- Available data -
* Start *

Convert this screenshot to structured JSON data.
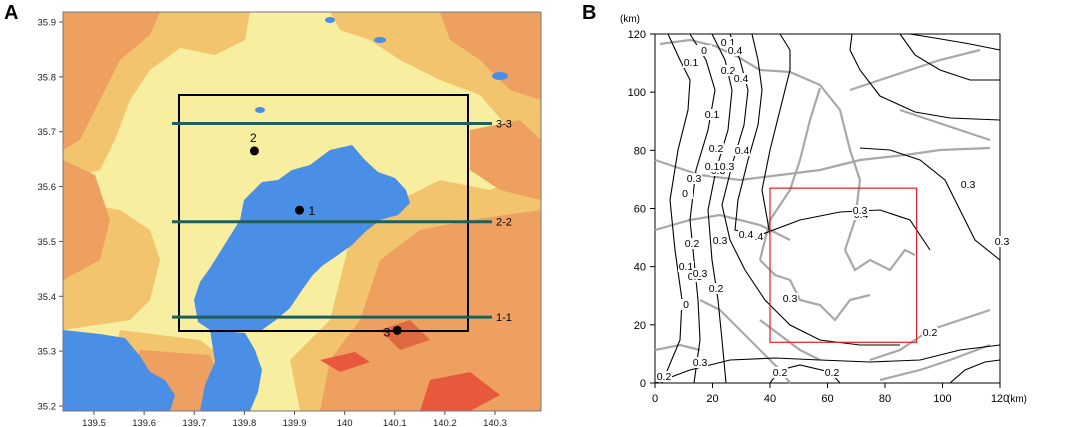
{
  "panel_a": {
    "label": "A",
    "x_ticks": [
      "139.5",
      "139.6",
      "139.7",
      "139.8",
      "139.9",
      "140",
      "140.1",
      "140.2",
      "140.3"
    ],
    "y_ticks": [
      "35.9",
      "35.8",
      "35.7",
      "35.6",
      "35.5",
      "35.4",
      "35.3",
      "35.2"
    ],
    "transects": [
      {
        "label": "3-3",
        "lat": 35.715
      },
      {
        "label": "2-2",
        "lat": 35.536
      },
      {
        "label": "1-1",
        "lat": 35.362
      }
    ],
    "points": [
      {
        "label": "2",
        "lon": 139.82,
        "lat": 35.665
      },
      {
        "label": "1",
        "lon": 139.91,
        "lat": 35.557
      },
      {
        "label": "3",
        "lon": 140.105,
        "lat": 35.338
      }
    ],
    "colors": {
      "water": "#4a8ee6",
      "low_land": "#f8eea0",
      "mid_land": "#f3c46e",
      "high_land": "#eea060",
      "peak": "#e8583c",
      "transect": "#1d5f5a",
      "box": "#000000"
    }
  },
  "panel_b": {
    "label": "B",
    "unit_top": "(km)",
    "unit_right": "(km)",
    "x_ticks": [
      "0",
      "20",
      "40",
      "60",
      "80",
      "100",
      "120"
    ],
    "y_ticks": [
      "0",
      "20",
      "40",
      "60",
      "80",
      "100",
      "120"
    ],
    "contour_labels": [
      "0.1",
      "0.4",
      "0",
      "0.1",
      "0.2",
      "0.4",
      "0.1",
      "0.2",
      "0.3",
      "0.3",
      "0.1",
      "0.3",
      "0.4",
      "0.4",
      "0.3",
      "0",
      "0.2",
      "0.4",
      "0.4",
      "0.3",
      "0.3",
      "0.1",
      "0.3",
      "0",
      "0.2",
      "0.3",
      "0.3",
      "0.3",
      "0.2",
      "0.2",
      "0.3",
      "0.2",
      "0.2"
    ],
    "red_box_km": {
      "x0": 40,
      "x1": 91,
      "y0": 14,
      "y1": 67
    },
    "colors": {
      "contour": "#000000",
      "river": "#a8a8a8",
      "box": "#e02020"
    }
  }
}
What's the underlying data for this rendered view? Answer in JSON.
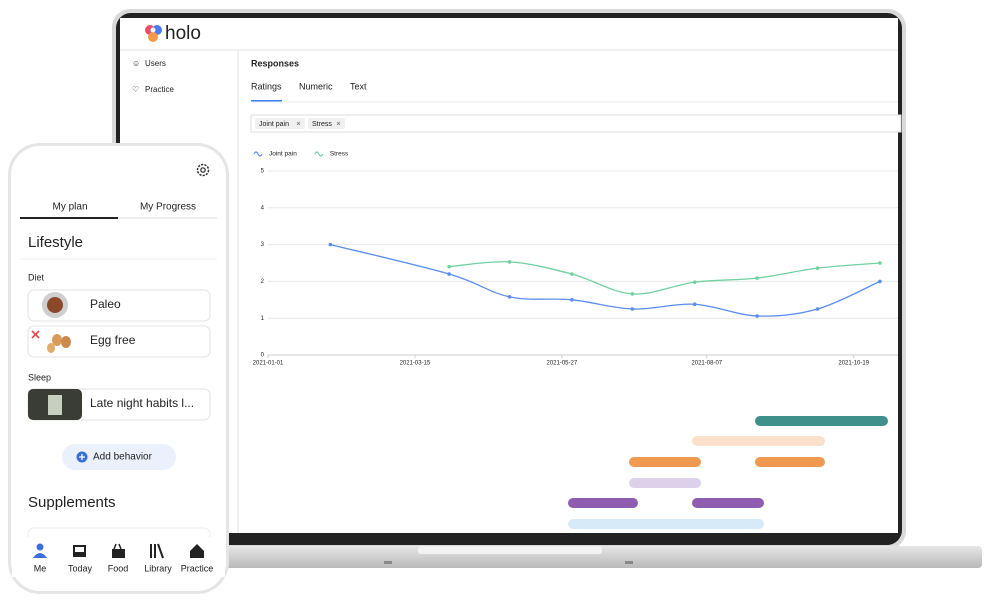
{
  "app": {
    "logo": "holo",
    "sidebar": [
      "Users",
      "Practice"
    ],
    "section": "Responses",
    "tabs": [
      "Ratings",
      "Numeric",
      "Text"
    ],
    "filters": [
      "Joint pain",
      "Stress"
    ]
  },
  "chart_data": {
    "type": "line",
    "x": [
      "2021-02-01",
      "2021-04-01",
      "2021-05-01",
      "2021-06-01",
      "2021-07-01",
      "2021-08-01",
      "2021-09-01",
      "2021-10-01",
      "2021-11-01"
    ],
    "series": [
      {
        "name": "Joint pain",
        "color": "#5b8def",
        "values": [
          3.0,
          2.2,
          1.58,
          1.5,
          1.25,
          1.38,
          1.06,
          1.25,
          2.0
        ]
      },
      {
        "name": "Stress",
        "color": "#6fd1a0",
        "values": [
          null,
          2.4,
          2.53,
          2.2,
          1.66,
          1.98,
          2.09,
          2.36,
          2.5
        ]
      }
    ],
    "xlim": [
      "2021-01-01",
      "2021-11-10"
    ],
    "xticks": [
      "2021-01-01",
      "2021-03-15",
      "2021-05-27",
      "2021-08-07",
      "2021-10-19"
    ],
    "ylim": [
      0,
      5
    ],
    "yticks": [
      0,
      1,
      2,
      3,
      4,
      5
    ],
    "grid": true,
    "legend": "top-left"
  },
  "phone": {
    "tabs": [
      "My plan",
      "My Progress"
    ],
    "lifestyle": "Lifestyle",
    "groups": [
      {
        "label": "Diet",
        "items": [
          "Paleo",
          "Egg free"
        ]
      },
      {
        "label": "Sleep",
        "items": [
          "Late night habits l..."
        ]
      }
    ],
    "add_button": "Add behavior",
    "supplements": "Supplements",
    "nav": [
      "Me",
      "Today",
      "Food",
      "Library",
      "Practice"
    ]
  }
}
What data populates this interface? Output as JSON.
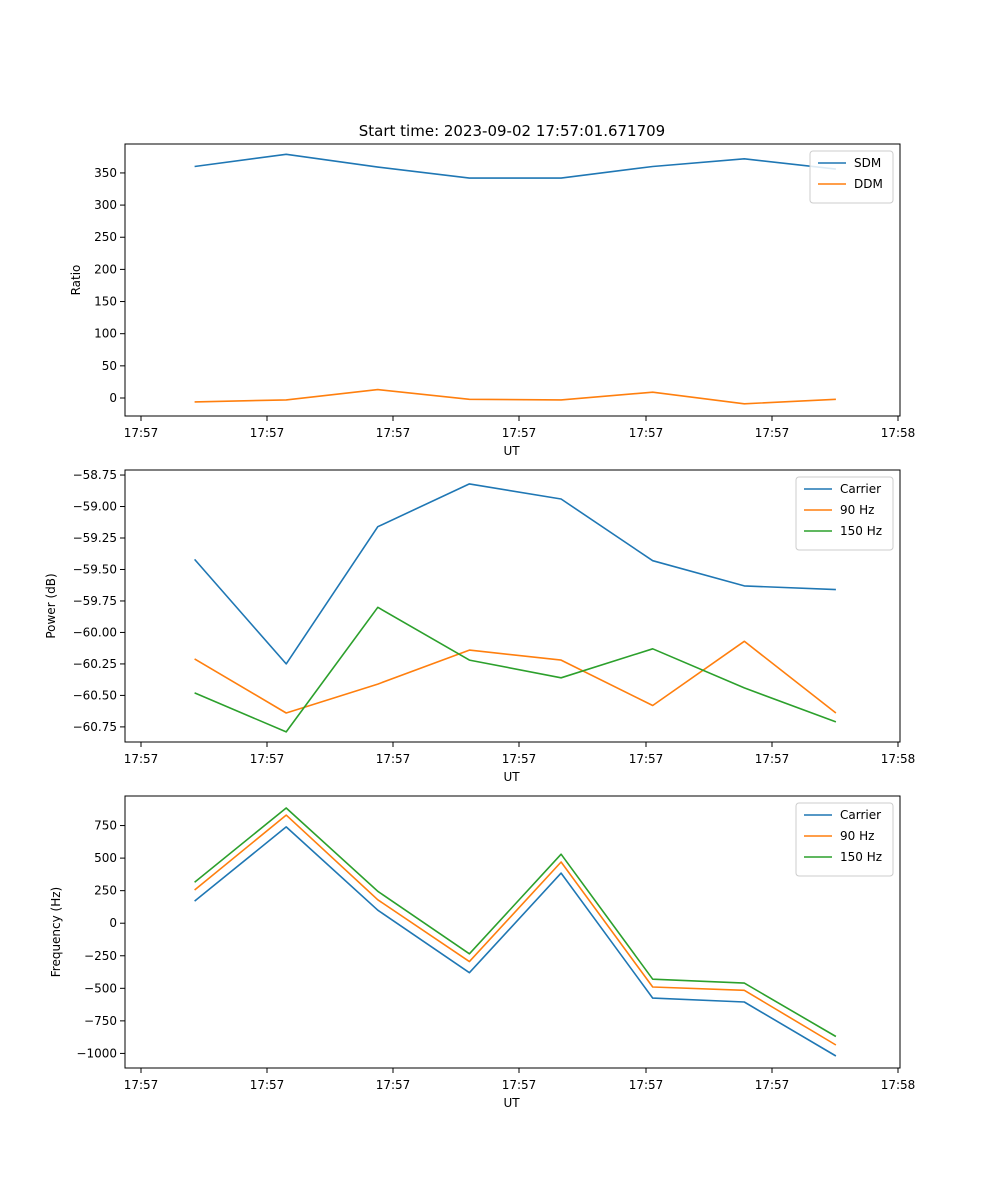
{
  "title": "Start time: 2023-09-02 17:57:01.671709",
  "chart_data": [
    {
      "type": "line",
      "xlabel": "UT",
      "ylabel": "Ratio",
      "x_ticks": [
        "17:57",
        "17:57",
        "17:57",
        "17:57",
        "17:57",
        "17:57",
        "17:58"
      ],
      "y_ticks": [
        0,
        50,
        100,
        150,
        200,
        250,
        300,
        350
      ],
      "ylim": [
        -28,
        395
      ],
      "x": [
        1,
        2,
        3,
        4,
        5,
        6,
        7,
        8
      ],
      "xlim": [
        0.24,
        8.7
      ],
      "x_tick_positions": [
        0.43,
        1.96,
        3.49,
        5.02,
        6.55,
        8.08,
        9.61
      ],
      "legend_position": "top-right",
      "series": [
        {
          "name": "SDM",
          "color": "#1f77b4",
          "values": [
            360,
            379,
            359,
            342,
            342,
            360,
            372,
            356
          ]
        },
        {
          "name": "DDM",
          "color": "#ff7f0e",
          "values": [
            -6,
            -3,
            13,
            -2,
            -3,
            9,
            -9,
            -2
          ]
        }
      ]
    },
    {
      "type": "line",
      "xlabel": "UT",
      "ylabel": "Power (dB)",
      "x_ticks": [
        "17:57",
        "17:57",
        "17:57",
        "17:57",
        "17:57",
        "17:57",
        "17:58"
      ],
      "y_ticks": [
        -60.75,
        -60.5,
        -60.25,
        -60.0,
        -59.75,
        -59.5,
        -59.25,
        -59.0,
        -58.75
      ],
      "y_tick_labels": [
        "−60.75",
        "−60.50",
        "−60.25",
        "−60.00",
        "−59.75",
        "−59.50",
        "−59.25",
        "−59.00",
        "−58.75"
      ],
      "ylim": [
        -60.87,
        -58.71
      ],
      "x": [
        1,
        2,
        3,
        4,
        5,
        6,
        7,
        8
      ],
      "xlim": [
        0.24,
        8.7
      ],
      "legend_position": "top-right",
      "series": [
        {
          "name": "Carrier",
          "color": "#1f77b4",
          "values": [
            -59.42,
            -60.25,
            -59.16,
            -58.82,
            -58.94,
            -59.43,
            -59.63,
            -59.66
          ]
        },
        {
          "name": "90 Hz",
          "color": "#ff7f0e",
          "values": [
            -60.21,
            -60.64,
            -60.41,
            -60.14,
            -60.22,
            -60.58,
            -60.07,
            -60.64
          ]
        },
        {
          "name": "150 Hz",
          "color": "#2ca02c",
          "values": [
            -60.48,
            -60.79,
            -59.8,
            -60.22,
            -60.36,
            -60.13,
            -60.44,
            -60.71
          ]
        }
      ]
    },
    {
      "type": "line",
      "xlabel": "UT",
      "ylabel": "Frequency (Hz)",
      "x_ticks": [
        "17:57",
        "17:57",
        "17:57",
        "17:57",
        "17:57",
        "17:57",
        "17:58"
      ],
      "y_ticks": [
        -1000,
        -750,
        -500,
        -250,
        0,
        250,
        500,
        750
      ],
      "y_tick_labels": [
        "−1000",
        "−750",
        "−500",
        "−250",
        "0",
        "250",
        "500",
        "750"
      ],
      "ylim": [
        -1112,
        977
      ],
      "x": [
        1,
        2,
        3,
        4,
        5,
        6,
        7,
        8
      ],
      "xlim": [
        0.24,
        8.7
      ],
      "legend_position": "top-right",
      "series": [
        {
          "name": "Carrier",
          "color": "#1f77b4",
          "values": [
            170,
            740,
            100,
            -380,
            385,
            -575,
            -605,
            -1020
          ]
        },
        {
          "name": "90 Hz",
          "color": "#ff7f0e",
          "values": [
            255,
            830,
            180,
            -295,
            470,
            -490,
            -515,
            -935
          ]
        },
        {
          "name": "150 Hz",
          "color": "#2ca02c",
          "values": [
            315,
            885,
            245,
            -235,
            530,
            -430,
            -460,
            -870
          ]
        }
      ]
    }
  ]
}
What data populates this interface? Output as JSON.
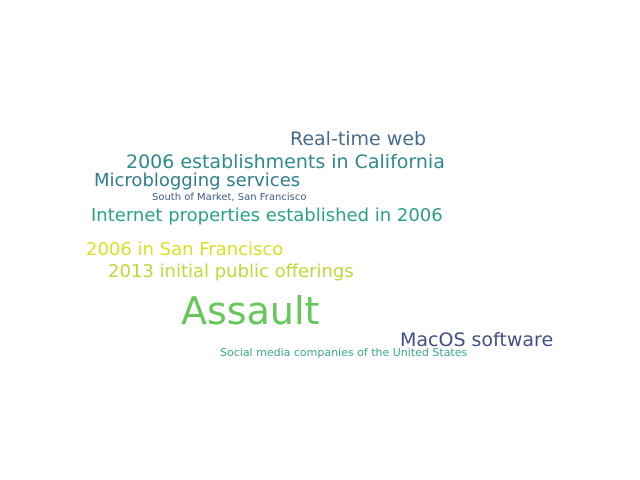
{
  "words": [
    {
      "id": "realtime",
      "text": "Real-time web",
      "color": "#466c8f"
    },
    {
      "id": "2006est",
      "text": "2006 establishments in California",
      "color": "#2f8a8c"
    },
    {
      "id": "microblog",
      "text": "Microblogging services",
      "color": "#2f7e8e"
    },
    {
      "id": "soma",
      "text": "South of Market, San Francisco",
      "color": "#3e5c8a"
    },
    {
      "id": "internet",
      "text": "Internet properties established in 2006",
      "color": "#2aa384"
    },
    {
      "id": "2006sf",
      "text": "2006 in San Francisco",
      "color": "#d7e226"
    },
    {
      "id": "2013ipo",
      "text": "2013 initial public offerings",
      "color": "#c0d83a"
    },
    {
      "id": "assault",
      "text": "Assault",
      "color": "#66c85b"
    },
    {
      "id": "macos",
      "text": "MacOS software",
      "color": "#414e88"
    },
    {
      "id": "socialmed",
      "text": "Social media companies of the United States",
      "color": "#3aa98a"
    }
  ]
}
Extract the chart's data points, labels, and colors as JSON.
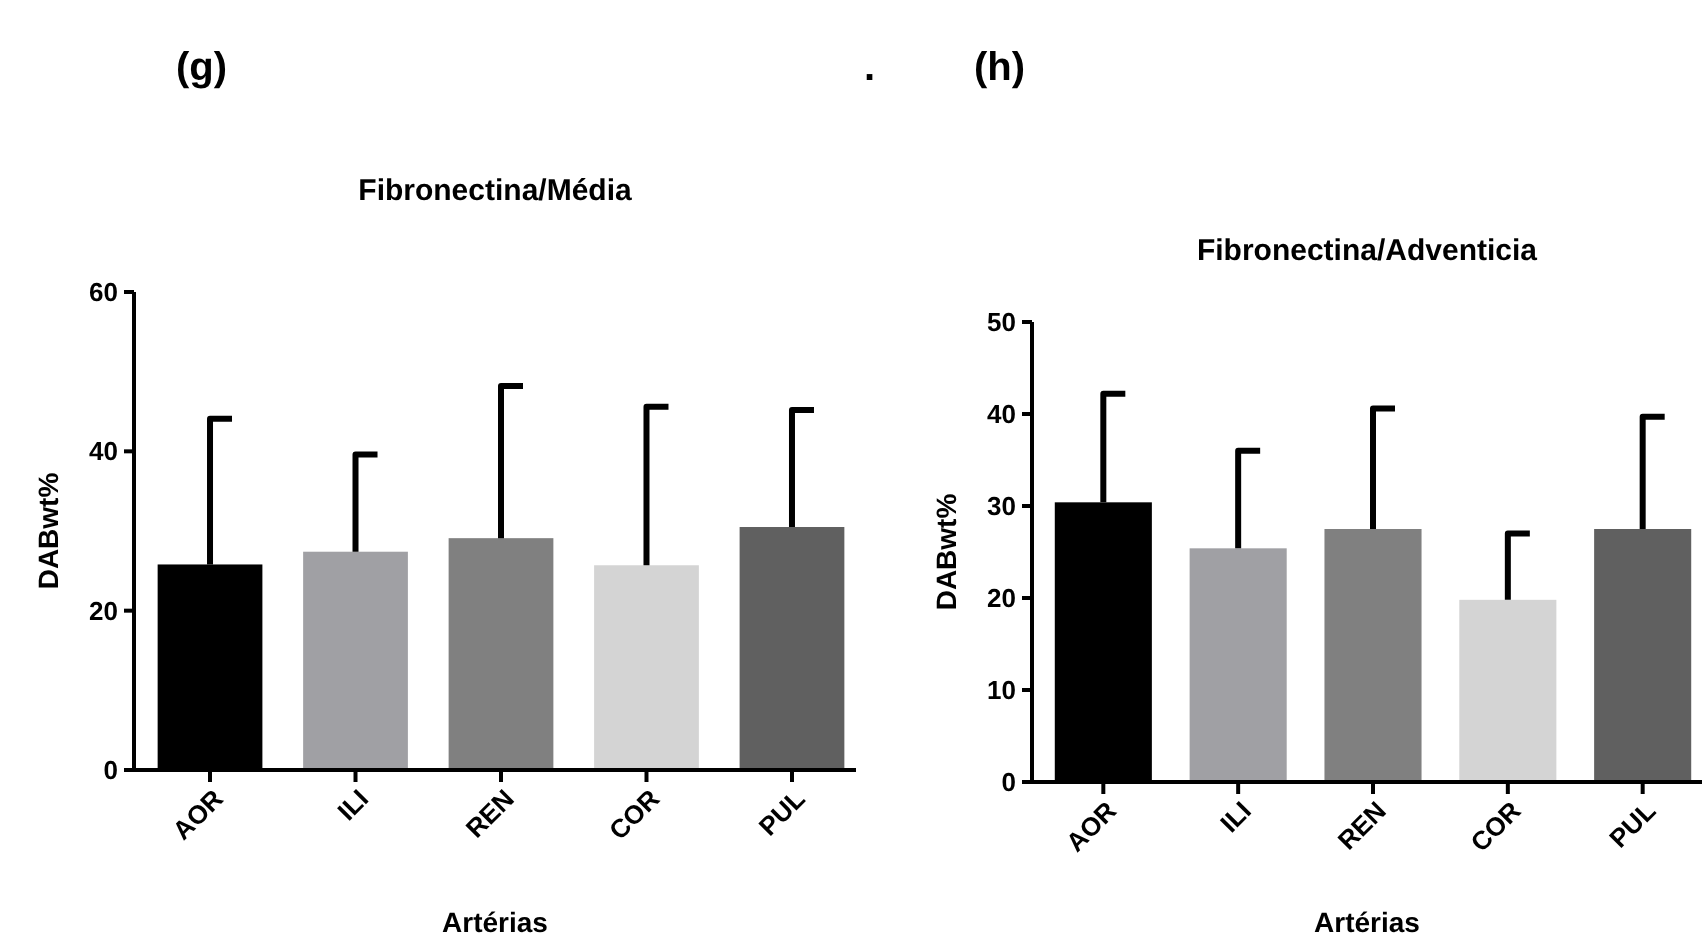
{
  "chart_data": [
    {
      "type": "bar",
      "title": "Fibronectina/Média",
      "xlabel": "Artérias",
      "ylabel": "DABwt%",
      "annotations": [
        "(g)",
        "."
      ],
      "categories": [
        "AOR",
        "ILI",
        "REN",
        "COR",
        "PUL"
      ],
      "values": [
        25.8,
        27.4,
        29.1,
        25.7,
        30.5
      ],
      "errors": [
        [
          25.8,
          44.1
        ],
        [
          27.4,
          39.6
        ],
        [
          29.1,
          48.2
        ],
        [
          25.7,
          45.6
        ],
        [
          30.5,
          45.2
        ]
      ],
      "colors": [
        "#000000",
        "#a0a0a4",
        "#808080",
        "#d4d4d4",
        "#606060"
      ],
      "ylim": [
        0,
        60
      ],
      "yticks": [
        0,
        20,
        40,
        60
      ],
      "grid": false
    },
    {
      "type": "bar",
      "title": "Fibronectina/Adventicia",
      "xlabel": "Artérias",
      "ylabel": "DABwt%",
      "annotations": [
        "(h)"
      ],
      "categories": [
        "AOR",
        "ILI",
        "REN",
        "COR",
        "PUL"
      ],
      "values": [
        30.4,
        25.4,
        27.5,
        19.8,
        27.5
      ],
      "errors": [
        [
          30.4,
          42.2
        ],
        [
          25.4,
          36.0
        ],
        [
          27.5,
          40.6
        ],
        [
          19.8,
          27.0
        ],
        [
          27.5,
          39.7
        ]
      ],
      "colors": [
        "#000000",
        "#a0a0a4",
        "#808080",
        "#d4d4d4",
        "#606060"
      ],
      "ylim": [
        0,
        50
      ],
      "yticks": [
        0,
        10,
        20,
        30,
        40,
        50
      ],
      "grid": false
    }
  ]
}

* End *

Each line above that holds the string "JSON" should be copied and shown.

Convert this screenshot to structured JSON data.
What's the underlying data for this rendered view? Answer in JSON.
What data populates this interface? Output as JSON.
What data populates this interface? Output as JSON.
Extract the chart's data points, labels, and colors as JSON.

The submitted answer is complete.